* _TASK TO CARRY OUT_:
Retype the records that come next, word for word.

[A run of records]
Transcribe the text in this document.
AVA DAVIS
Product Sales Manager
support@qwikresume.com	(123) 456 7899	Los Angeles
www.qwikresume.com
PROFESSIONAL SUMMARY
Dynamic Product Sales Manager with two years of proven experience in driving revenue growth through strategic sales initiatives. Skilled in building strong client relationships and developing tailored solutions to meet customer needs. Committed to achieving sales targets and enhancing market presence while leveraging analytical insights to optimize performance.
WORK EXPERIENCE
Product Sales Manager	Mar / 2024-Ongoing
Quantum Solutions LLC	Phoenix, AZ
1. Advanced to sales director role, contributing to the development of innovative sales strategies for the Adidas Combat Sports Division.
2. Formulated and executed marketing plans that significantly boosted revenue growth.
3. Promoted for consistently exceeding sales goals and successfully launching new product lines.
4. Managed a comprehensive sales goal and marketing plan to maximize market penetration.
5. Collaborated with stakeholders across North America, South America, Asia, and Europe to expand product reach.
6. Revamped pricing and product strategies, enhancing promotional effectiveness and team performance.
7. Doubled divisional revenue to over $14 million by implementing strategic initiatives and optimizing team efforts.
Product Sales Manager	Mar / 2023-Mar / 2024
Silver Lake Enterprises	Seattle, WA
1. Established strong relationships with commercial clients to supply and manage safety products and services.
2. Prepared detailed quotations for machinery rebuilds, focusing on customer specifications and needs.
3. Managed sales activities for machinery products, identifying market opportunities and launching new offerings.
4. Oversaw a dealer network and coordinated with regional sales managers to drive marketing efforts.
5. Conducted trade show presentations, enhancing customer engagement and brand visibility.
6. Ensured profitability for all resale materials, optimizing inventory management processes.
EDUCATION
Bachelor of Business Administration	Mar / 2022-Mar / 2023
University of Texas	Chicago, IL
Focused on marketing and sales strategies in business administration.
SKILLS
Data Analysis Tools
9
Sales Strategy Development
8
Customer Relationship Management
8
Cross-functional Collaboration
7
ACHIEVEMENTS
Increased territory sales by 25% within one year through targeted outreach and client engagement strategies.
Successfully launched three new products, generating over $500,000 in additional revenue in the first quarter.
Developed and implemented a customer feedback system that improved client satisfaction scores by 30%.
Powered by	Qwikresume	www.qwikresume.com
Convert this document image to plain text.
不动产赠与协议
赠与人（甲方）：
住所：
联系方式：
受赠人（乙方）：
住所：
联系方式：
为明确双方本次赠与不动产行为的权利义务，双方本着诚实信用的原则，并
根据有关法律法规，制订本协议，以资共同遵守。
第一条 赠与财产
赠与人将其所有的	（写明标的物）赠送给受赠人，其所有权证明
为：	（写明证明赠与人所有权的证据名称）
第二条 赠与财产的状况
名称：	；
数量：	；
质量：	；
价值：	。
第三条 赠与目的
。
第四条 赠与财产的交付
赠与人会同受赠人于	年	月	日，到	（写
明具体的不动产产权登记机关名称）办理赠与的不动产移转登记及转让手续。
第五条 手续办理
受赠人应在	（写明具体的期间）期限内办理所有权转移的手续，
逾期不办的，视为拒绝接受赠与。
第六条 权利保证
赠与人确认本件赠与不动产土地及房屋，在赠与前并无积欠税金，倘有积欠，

* _COMPLETE ANSWER_:
Transcribe the text in this document.
AVA DAVIS
Product Sales Manager
support@qwikresume.com	(123) 456 7899	Los Angeles
www.qwikresume.com
PROFESSIONAL SUMMARY
Dynamic Product Sales Manager with two years of proven experience in driving revenue growth through strategic sales initiatives. Skilled in building strong client relationships and developing tailored solutions to meet customer needs. Committed to achieving sales targets and enhancing market presence while leveraging analytical insights to optimize performance.
WORK EXPERIENCE
Product Sales Manager	Mar / 2024-Ongoing
Quantum Solutions LLC	Phoenix, AZ
1. Advanced to sales director role, contributing to the development of innovative sales strategies for the Adidas Combat Sports Division.
2. Formulated and executed marketing plans that significantly boosted revenue growth.
3. Promoted for consistently exceeding sales goals and successfully launching new product lines.
4. Managed a comprehensive sales goal and marketing plan to maximize market penetration.
5. Collaborated with stakeholders across North America, South America, Asia, and Europe to expand product reach.
6. Revamped pricing and product strategies, enhancing promotional effectiveness and team performance.
7. Doubled divisional revenue to over $14 million by implementing strategic initiatives and optimizing team efforts.
Product Sales Manager	Mar / 2023-Mar / 2024
Silver Lake Enterprises	Seattle, WA
1. Established strong relationships with commercial clients to supply and manage safety products and services.
2. Prepared detailed quotations for machinery rebuilds, focusing on customer specifications and needs.
3. Managed sales activities for machinery products, identifying market opportunities and launching new offerings.
4. Oversaw a dealer network and coordinated with regional sales managers to drive marketing efforts.
5. Conducted trade show presentations, enhancing customer engagement and brand visibility.
6. Ensured profitability for all resale materials, optimizing inventory management processes.
EDUCATION
Bachelor of Business Administration	Mar / 2022-Mar / 2023
University of Texas	Chicago, IL
Focused on marketing and sales strategies in business administration.
SKILLS
Data Analysis Tools
9
Sales Strategy Development
8
Customer Relationship Management
8
Cross-functional Collaboration
7
ACHIEVEMENTS
Increased territory sales by 25% within one year through targeted outreach and client engagement strategies.
Successfully launched three new products, generating over $500,000 in additional revenue in the first quarter.
Developed and implemented a customer feedback system that improved client satisfaction scores by 30%.
Powered by	Qwikresume	www.qwikresume.com
Convert this document image to plain text.
不动产赠与协议
赠与人（甲方）：
住所：
联系方式：
受赠人（乙方）：
住所：
联系方式：
为明确双方本次赠与不动产行为的权利义务，双方本着诚实信用的原则，并
根据有关法律法规，制订本协议，以资共同遵守。
第一条 赠与财产
赠与人将其所有的	（写明标的物）赠送给受赠人，其所有权证明
为：	（写明证明赠与人所有权的证据名称）
第二条 赠与财产的状况
名称：	；
数量：	；
质量：	；
价值：	。
第三条 赠与目的
。
第四条 赠与财产的交付
赠与人会同受赠人于	年	月	日，到	（写
明具体的不动产产权登记机关名称）办理赠与的不动产移转登记及转让手续。
第五条 手续办理
受赠人应在	（写明具体的期间）期限内办理所有权转移的手续，
逾期不办的，视为拒绝接受赠与。
第六条 权利保证
赠与人确认本件赠与不动产土地及房屋，在赠与前并无积欠税金，倘有积欠，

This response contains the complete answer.